(STATED PROBLEM) Search the records below for the word "كتاب" and show every line where it occurs.

[Extracted data entries]
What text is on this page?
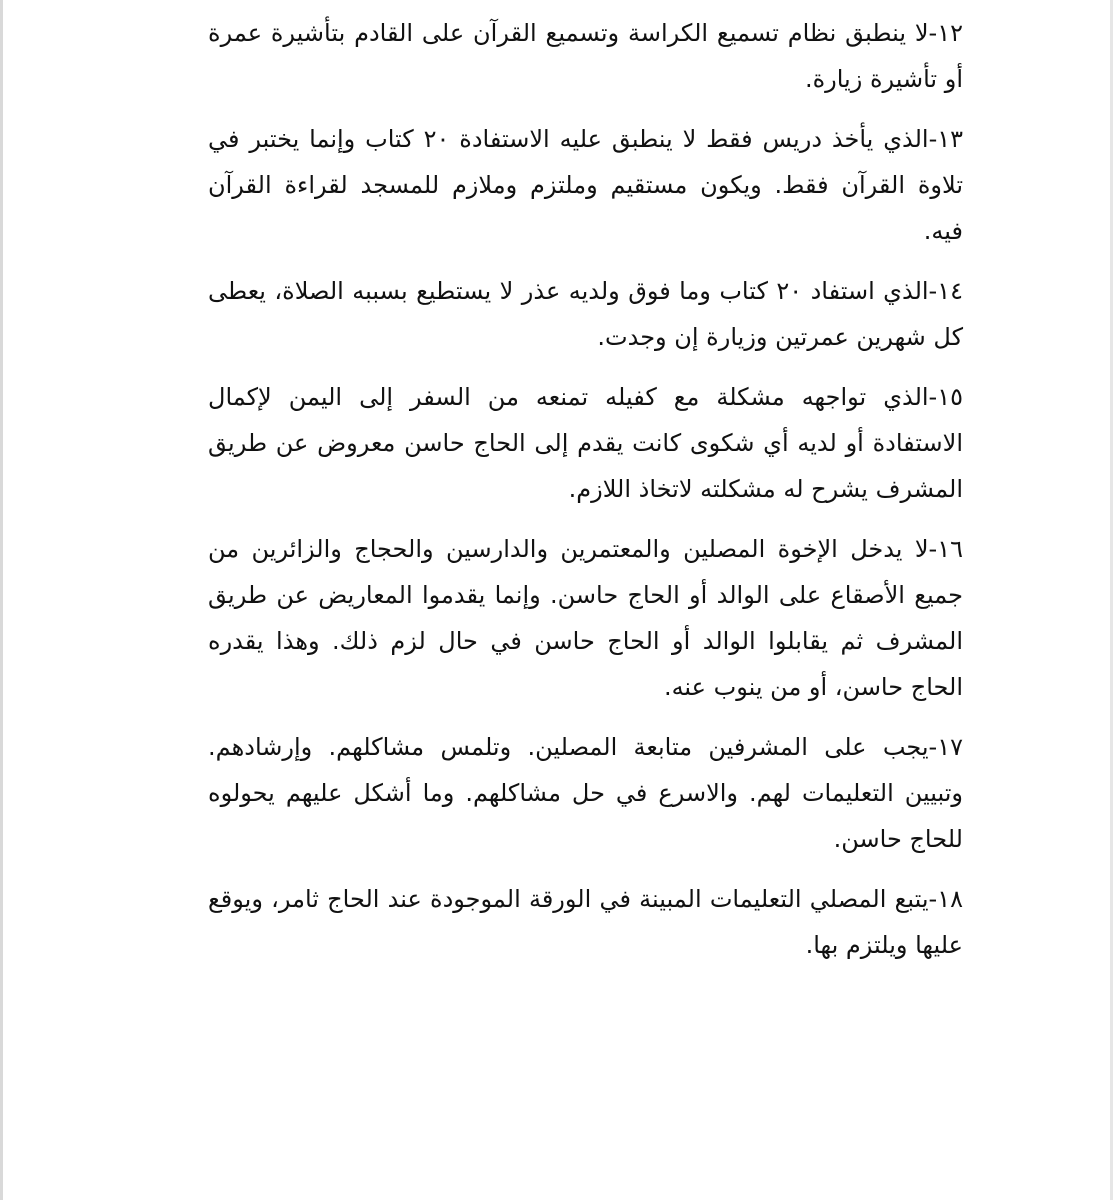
١٢-لا ينطبق نظام تسميع الكراسة وتسميع القرآن على القادم بتأشيرة عمرة أو تأشيرة زيارة.

١٣-الذي يأخذ دريس فقط لا ينطبق عليه الاستفادة ٢٠ كتاب وإنما يختبر في تلاوة القرآن فقط. ويكون مستقيم وملتزم وملازم للمسجد لقراءة القرآن فيه.

١٤-الذي استفاد ٢٠ كتاب وما فوق ولديه عذر لا يستطيع بسببه الصلاة، يعطى كل شهرين عمرتين وزيارة إن وجدت.

١٥-الذي تواجهه مشكلة مع كفيله تمنعه من السفر إلى اليمن لإكمال الاستفادة أو لديه أي شكوى كانت يقدم إلى الحاج حاسن معروض عن طريق المشرف يشرح له مشكلته لاتخاذ اللازم.

١٦-لا يدخل الإخوة المصلين والمعتمرين والدارسين والحجاج والزائرين من جميع الأصقاع على الوالد أو الحاج حاسن. وإنما يقدموا المعاريض عن طريق المشرف ثم يقابلوا الوالد أو الحاج حاسن في حال لزم ذلك. وهذا يقدره الحاج حاسن، أو من ينوب عنه.

١٧-يجب على المشرفين متابعة المصلين. وتلمس مشاكلهم. وإرشادهم. وتبيين التعليمات لهم. والاسرع في حل مشاكلهم. وما أشكل عليهم يحولوه للحاج حاسن.

١٨-يتبع المصلي التعليمات المبينة في الورقة الموجودة عند الحاج ثامر، ويوقع عليها ويلتزم بها.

(RESULT FOR THIS EXERCISE)
١٣-الذي يأخذ دريس فقط لا ينطبق عليه الاستفادة ٢٠ كتاب وإنما يختبر في تلاوة القرآن فقط. ويكون مستقيم وملتزم وملازم للمسجد لقراءة القرآن فيه.
١٤-الذي استفاد ٢٠ كتاب وما فوق ولديه عذر لا يستطيع بسببه الصلاة، يعطى كل شهرين عمرتين وزيارة إن وجدت.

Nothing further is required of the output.